◆ RECORD SET
^^^^
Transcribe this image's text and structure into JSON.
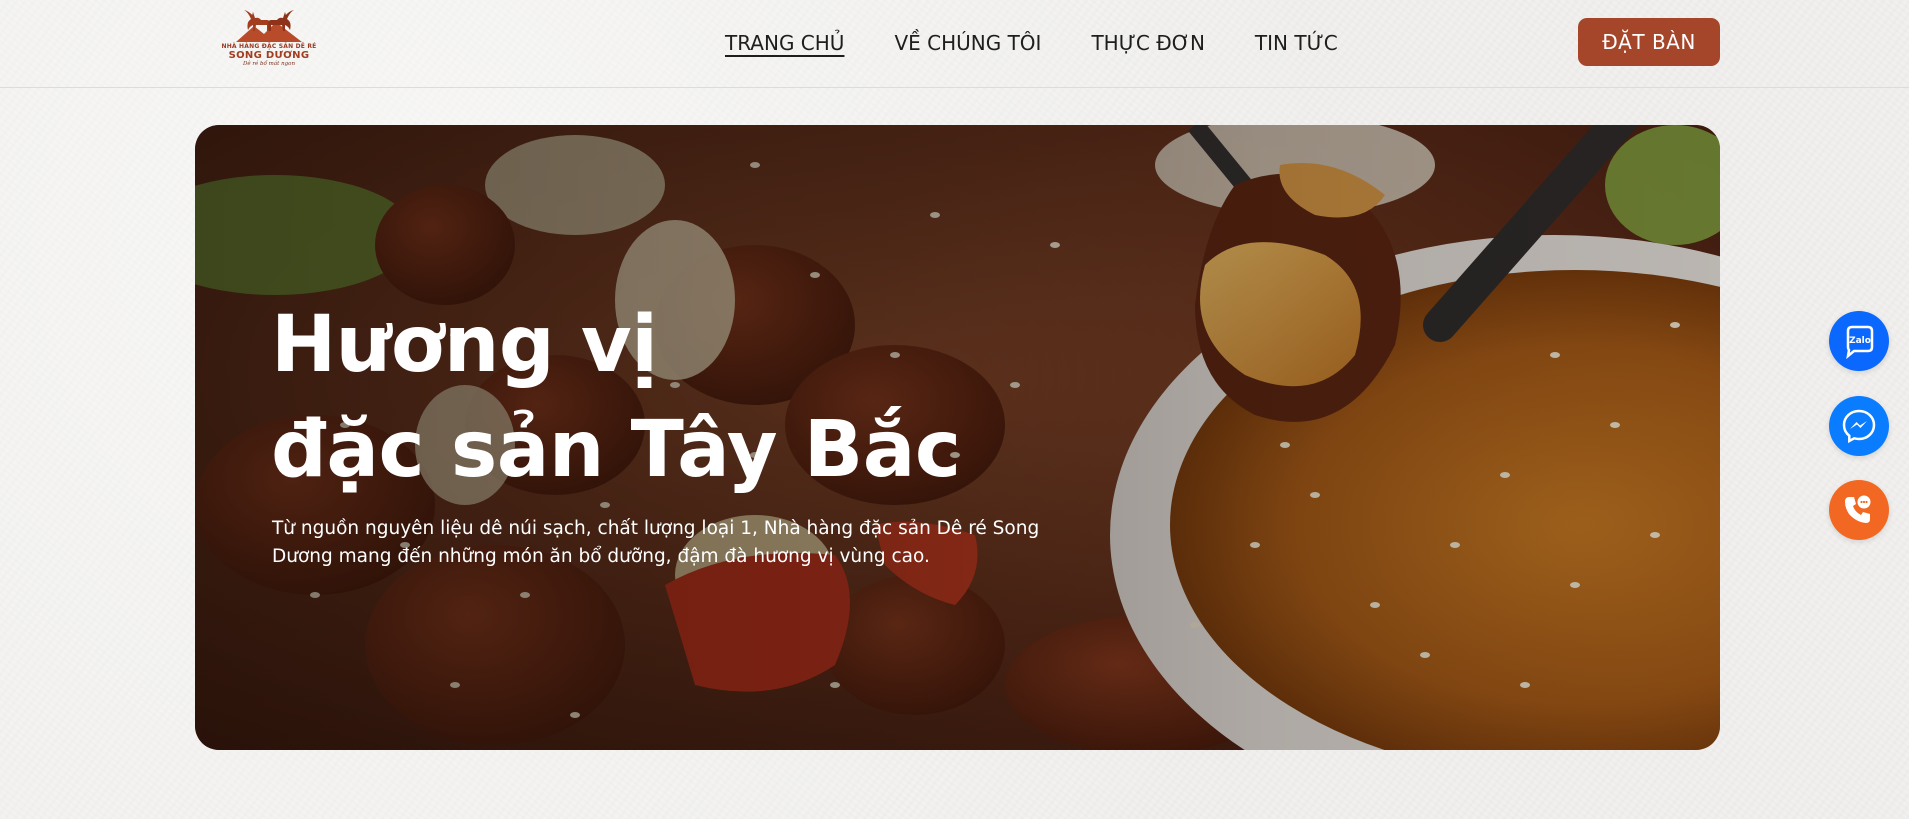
{
  "brand": {
    "top_line": "NHÀ HÀNG ĐẶC SẢN DÊ RÉ",
    "name": "SONG DƯƠNG",
    "slogan": "Dê ré bổ mát ngon",
    "color": "#a5462b"
  },
  "nav": {
    "items": [
      {
        "label": "TRANG CHỦ",
        "active": true
      },
      {
        "label": "VỀ CHÚNG TÔI",
        "active": false
      },
      {
        "label": "THỰC ĐƠN",
        "active": false
      },
      {
        "label": "TIN TỨC",
        "active": false
      }
    ]
  },
  "header": {
    "book_button": "ĐẶT BÀN"
  },
  "hero": {
    "title_line1": "Hương vị",
    "title_line2": "đặc sản Tây Bắc",
    "description": "Từ nguồn nguyên liệu dê núi sạch, chất lượng loại 1, Nhà hàng đặc sản Dê ré Song Dương mang đến những món ăn bổ dưỡng, đậm đà hương vị vùng cao."
  },
  "floating": {
    "zalo_label": "Zalo",
    "zalo_color": "#0b68ff",
    "messenger_color": "#0a7cff",
    "phone_color": "#f26822",
    "icons": [
      "zalo-icon",
      "messenger-icon",
      "phone-icon"
    ]
  }
}
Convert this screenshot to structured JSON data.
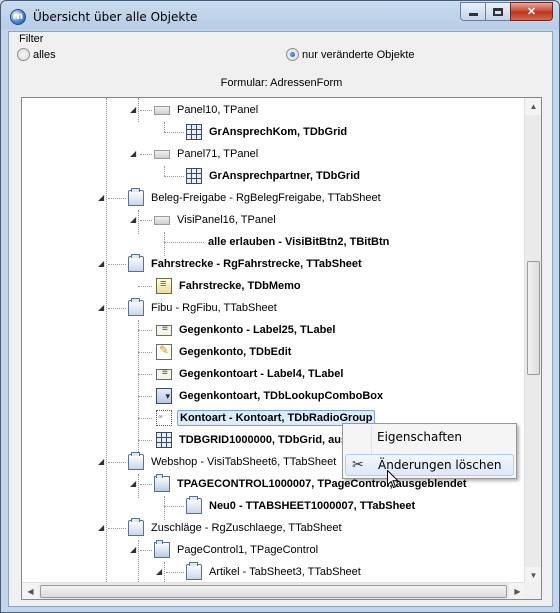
{
  "window": {
    "title": "Übersicht über alle Objekte",
    "app_icon_letter": "m"
  },
  "filter": {
    "group_label": "Filter",
    "options": [
      {
        "label": "alles",
        "checked": false
      },
      {
        "label": "nur veränderte Objekte",
        "checked": true
      }
    ]
  },
  "formular_label": "Formular: AdressenForm",
  "tree": {
    "nodes": [
      {
        "label": "Panel10, TPanel",
        "icon": "panel-icon",
        "bold": false
      },
      {
        "label": "GrAnsprechKom, TDbGrid",
        "icon": "grid-icon",
        "bold": true
      },
      {
        "label": "Panel71, TPanel",
        "icon": "panel-icon",
        "bold": false
      },
      {
        "label": "GrAnsprechpartner, TDbGrid",
        "icon": "grid-icon",
        "bold": true
      },
      {
        "label": "Beleg-Freigabe - RgBelegFreigabe, TTabSheet",
        "icon": "tabsheet-icon",
        "bold": false
      },
      {
        "label": "VisiPanel16, TPanel",
        "icon": "panel-icon",
        "bold": false
      },
      {
        "label": "alle erlauben - VisiBitBtn2, TBitBtn",
        "icon": "none",
        "bold": true
      },
      {
        "label": "Fahrstrecke - RgFahrstrecke, TTabSheet",
        "icon": "tabsheet-icon",
        "bold": true
      },
      {
        "label": "Fahrstrecke, TDbMemo",
        "icon": "memo-icon",
        "bold": true
      },
      {
        "label": "Fibu - RgFibu, TTabSheet",
        "icon": "tabsheet-icon",
        "bold": false
      },
      {
        "label": "Gegenkonto - Label25, TLabel",
        "icon": "label-icon",
        "bold": true
      },
      {
        "label": "Gegenkonto, TDbEdit",
        "icon": "edit-icon",
        "bold": true
      },
      {
        "label": "Gegenkontoart - Label4, TLabel",
        "icon": "label-icon",
        "bold": true
      },
      {
        "label": "Gegenkontoart, TDbLookupComboBox",
        "icon": "combobox-icon",
        "bold": true
      },
      {
        "label": "Kontoart - Kontoart, TDbRadioGroup",
        "icon": "radiogroup-icon",
        "bold": true
      },
      {
        "label": "TDBGRID1000000, TDbGrid, aus",
        "icon": "grid-icon",
        "bold": true
      },
      {
        "label": "Webshop - VisiTabSheet6, TTabSheet",
        "icon": "tabsheet-icon",
        "bold": false
      },
      {
        "label": "TPAGECONTROL1000007, TPageControl, ausgeblendet",
        "icon": "pagecontrol-icon",
        "bold": true
      },
      {
        "label": "Neu0 - TTABSHEET1000007, TTabSheet",
        "icon": "tabsheet-icon",
        "bold": true
      },
      {
        "label": "Zuschläge - RgZuschlaege, TTabSheet",
        "icon": "tabsheet-icon",
        "bold": false
      },
      {
        "label": "PageControl1, TPageControl",
        "icon": "pagecontrol-icon",
        "bold": false
      },
      {
        "label": "Artikel - TabSheet3, TTabSheet",
        "icon": "tabsheet-icon",
        "bold": false
      }
    ],
    "selected_label": "Kontoart - Kontoart, TDbRadioGroup"
  },
  "context_menu": {
    "items": [
      {
        "label": "Eigenschaften",
        "icon": "none",
        "hover": false
      },
      {
        "label": "Änderungen löschen",
        "icon": "scissors-icon",
        "hover": true
      }
    ]
  },
  "colors": {
    "title_bar": "#b7cde6",
    "close_button": "#c7432c",
    "selection_bg": "#dcecfc",
    "selection_border": "#7da2ce",
    "menu_hover_border": "#aecff7"
  }
}
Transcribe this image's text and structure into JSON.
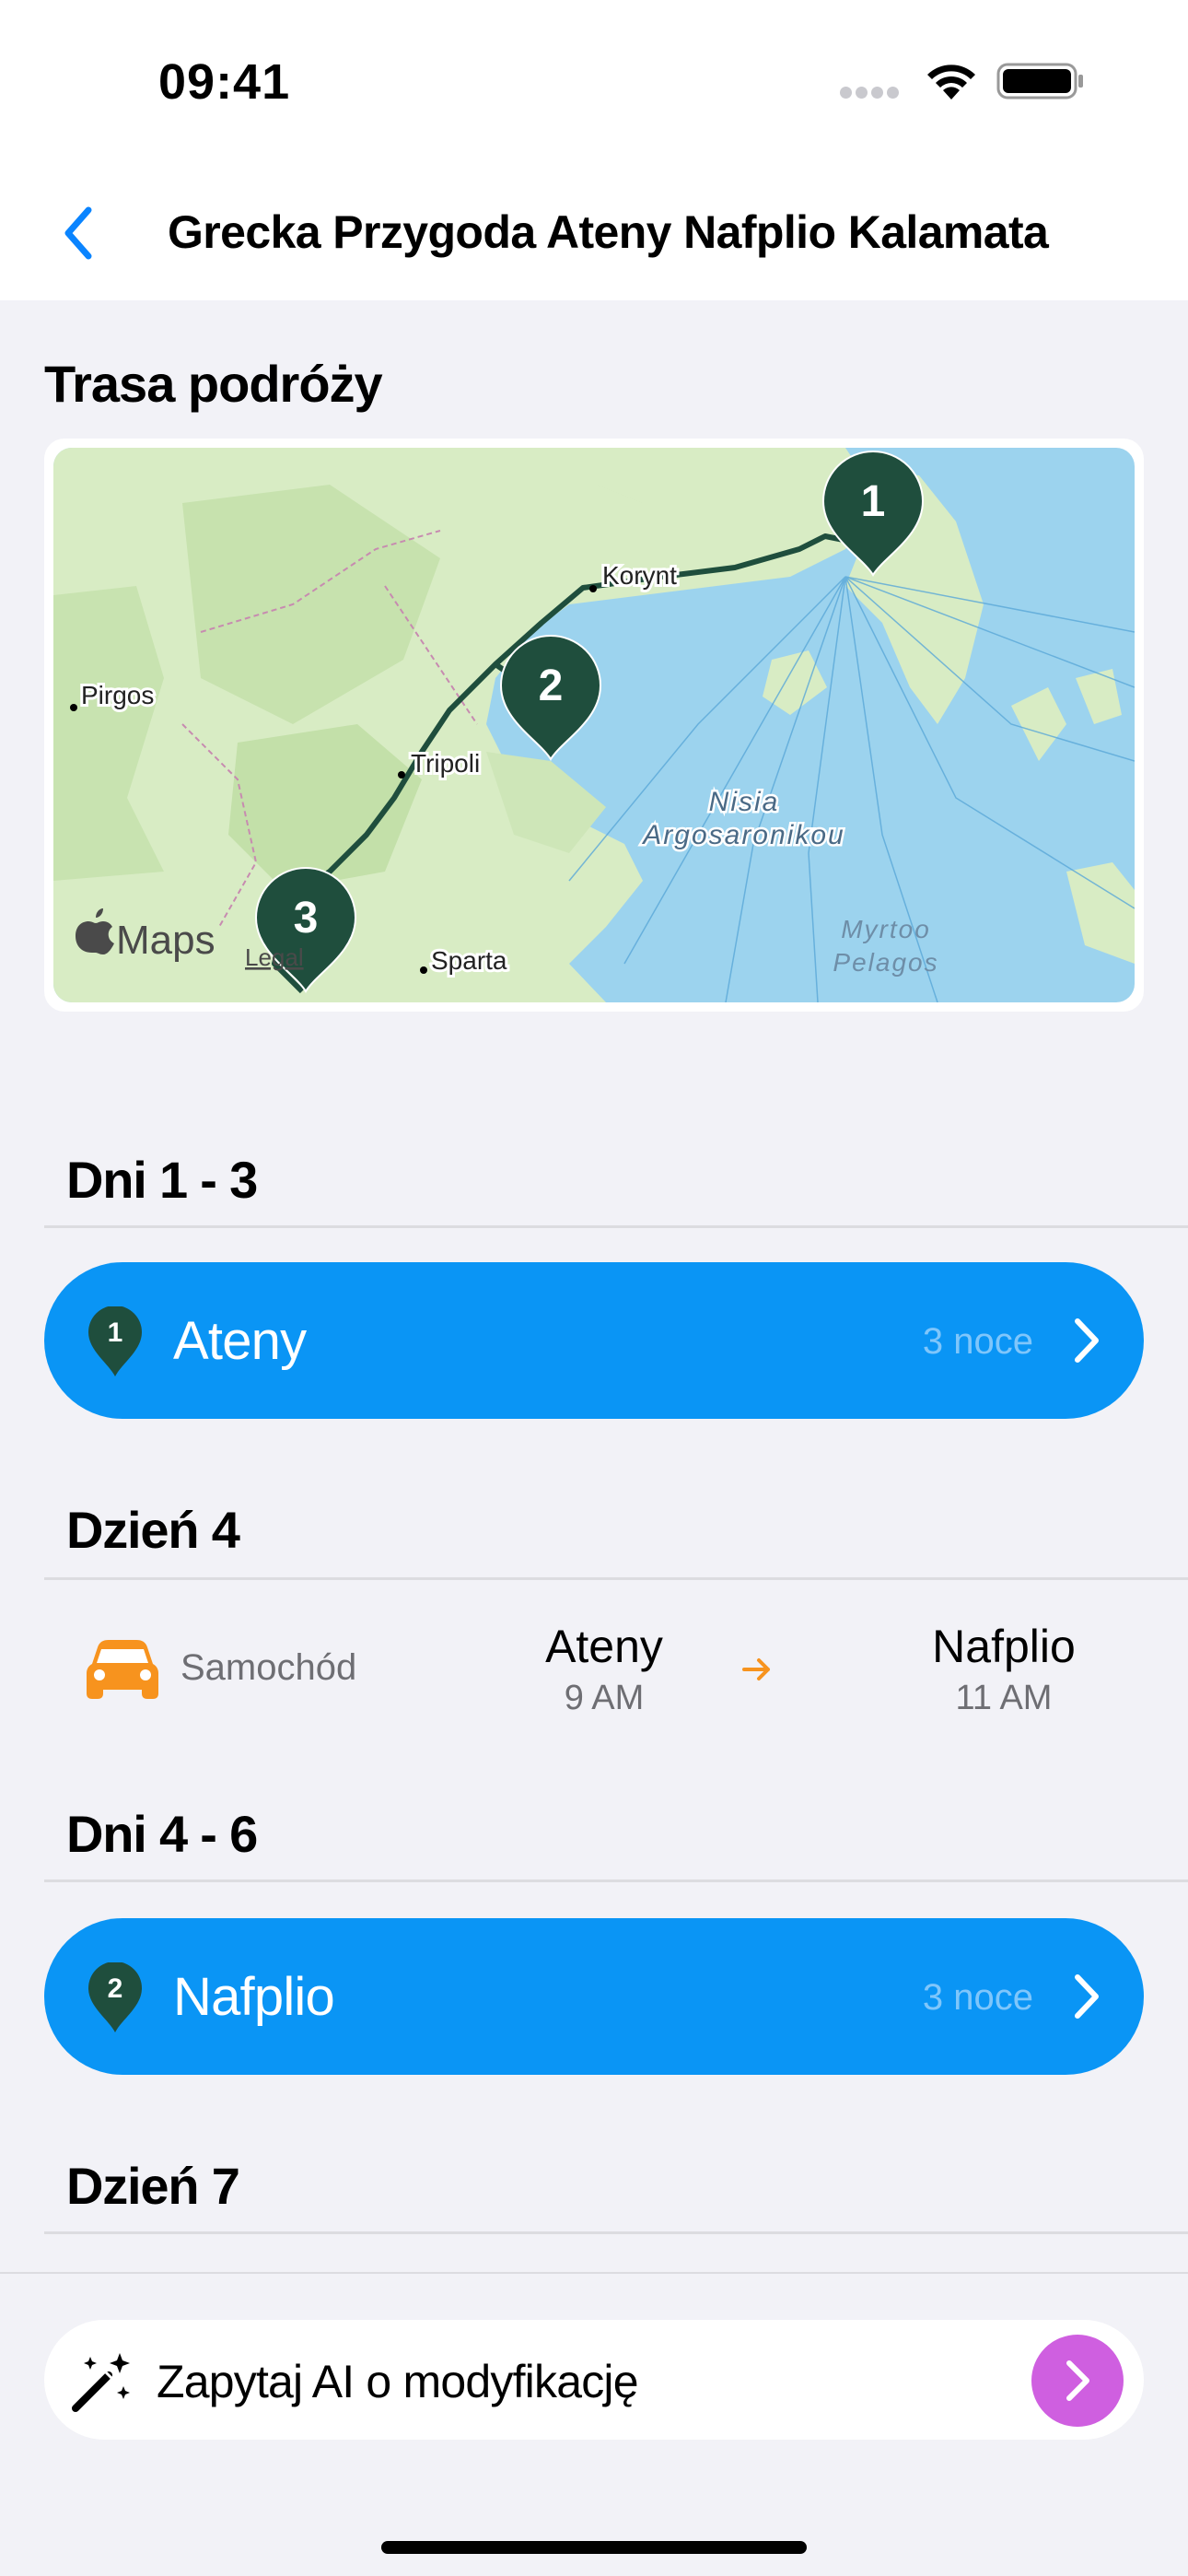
^^^^
◆ WORK REQUIRED
Pictures don't belong in the copy. Transcribe every record exactly as it appears.

◆ SOLUTION TO THE PROBLEM
Transcribe this image's text and structure into JSON.
{
  "brand": {
    "top_line": "NHÀ HÀNG ĐẶC SẢN DÊ RÉ",
    "name": "SONG DƯƠNG",
    "slogan": "Dê ré bổ mát ngon",
    "color": "#a5462b"
  },
  "nav": {
    "items": [
      {
        "label": "TRANG CHỦ",
        "active": true
      },
      {
        "label": "VỀ CHÚNG TÔI",
        "active": false
      },
      {
        "label": "THỰC ĐƠN",
        "active": false
      },
      {
        "label": "TIN TỨC",
        "active": false
      }
    ]
  },
  "header": {
    "book_button": "ĐẶT BÀN"
  },
  "hero": {
    "title_line1": "Hương vị",
    "title_line2": "đặc sản Tây Bắc",
    "description": "Từ nguồn nguyên liệu dê núi sạch, chất lượng loại 1, Nhà hàng đặc sản Dê ré Song Dương mang đến những món ăn bổ dưỡng, đậm đà hương vị vùng cao."
  },
  "floating": {
    "zalo_label": "Zalo",
    "zalo_color": "#0b68ff",
    "messenger_color": "#0a7cff",
    "phone_color": "#f26822",
    "icons": [
      "zalo-icon",
      "messenger-icon",
      "phone-icon"
    ]
  }
}
Convert this screenshot to structured JSON data.
{
  "window": {
    "title": "Übersicht über alle Objekte",
    "app_icon_letter": "m"
  },
  "filter": {
    "group_label": "Filter",
    "options": [
      {
        "label": "alles",
        "checked": false
      },
      {
        "label": "nur veränderte Objekte",
        "checked": true
      }
    ]
  },
  "formular_label": "Formular: AdressenForm",
  "tree": {
    "nodes": [
      {
        "label": "Panel10, TPanel",
        "icon": "panel-icon",
        "bold": false
      },
      {
        "label": "GrAnsprechKom, TDbGrid",
        "icon": "grid-icon",
        "bold": true
      },
      {
        "label": "Panel71, TPanel",
        "icon": "panel-icon",
        "bold": false
      },
      {
        "label": "GrAnsprechpartner, TDbGrid",
        "icon": "grid-icon",
        "bold": true
      },
      {
        "label": "Beleg-Freigabe - RgBelegFreigabe, TTabSheet",
        "icon": "tabsheet-icon",
        "bold": false
      },
      {
        "label": "VisiPanel16, TPanel",
        "icon": "panel-icon",
        "bold": false
      },
      {
        "label": "alle erlauben - VisiBitBtn2, TBitBtn",
        "icon": "none",
        "bold": true
      },
      {
        "label": "Fahrstrecke - RgFahrstrecke, TTabSheet",
        "icon": "tabsheet-icon",
        "bold": true
      },
      {
        "label": "Fahrstrecke, TDbMemo",
        "icon": "memo-icon",
        "bold": true
      },
      {
        "label": "Fibu - RgFibu, TTabSheet",
        "icon": "tabsheet-icon",
        "bold": false
      },
      {
        "label": "Gegenkonto - Label25, TLabel",
        "icon": "label-icon",
        "bold": true
      },
      {
        "label": "Gegenkonto, TDbEdit",
        "icon": "edit-icon",
        "bold": true
      },
      {
        "label": "Gegenkontoart - Label4, TLabel",
        "icon": "label-icon",
        "bold": true
      },
      {
        "label": "Gegenkontoart, TDbLookupComboBox",
        "icon": "combobox-icon",
        "bold": true
      },
      {
        "label": "Kontoart - Kontoart, TDbRadioGroup",
        "icon": "radiogroup-icon",
        "bold": true
      },
      {
        "label": "TDBGRID1000000, TDbGrid, aus",
        "icon": "grid-icon",
        "bold": true
      },
      {
        "label": "Webshop - VisiTabSheet6, TTabSheet",
        "icon": "tabsheet-icon",
        "bold": false
      },
      {
        "label": "TPAGECONTROL1000007, TPageControl, ausgeblendet",
        "icon": "pagecontrol-icon",
        "bold": true
      },
      {
        "label": "Neu0 - TTABSHEET1000007, TTabSheet",
        "icon": "tabsheet-icon",
        "bold": true
      },
      {
        "label": "Zuschläge - RgZuschlaege, TTabSheet",
        "icon": "tabsheet-icon",
        "bold": false
      },
      {
        "label": "PageControl1, TPageControl",
        "icon": "pagecontrol-icon",
        "bold": false
      },
      {
        "label": "Artikel - TabSheet3, TTabSheet",
        "icon": "tabsheet-icon",
        "bold": false
      }
    ],
    "selected_label": "Kontoart - Kontoart, TDbRadioGroup"
  },
  "context_menu": {
    "items": [
      {
        "label": "Eigenschaften",
        "icon": "none",
        "hover": false
      },
      {
        "label": "Änderungen löschen",
        "icon": "scissors-icon",
        "hover": true
      }
    ]
  },
  "colors": {
    "title_bar": "#b7cde6",
    "close_button": "#c7432c",
    "selection_bg": "#dcecfc",
    "selection_border": "#7da2ce",
    "menu_hover_border": "#aecff7"
  }
}
Transcribe this image's text and structure into JSON.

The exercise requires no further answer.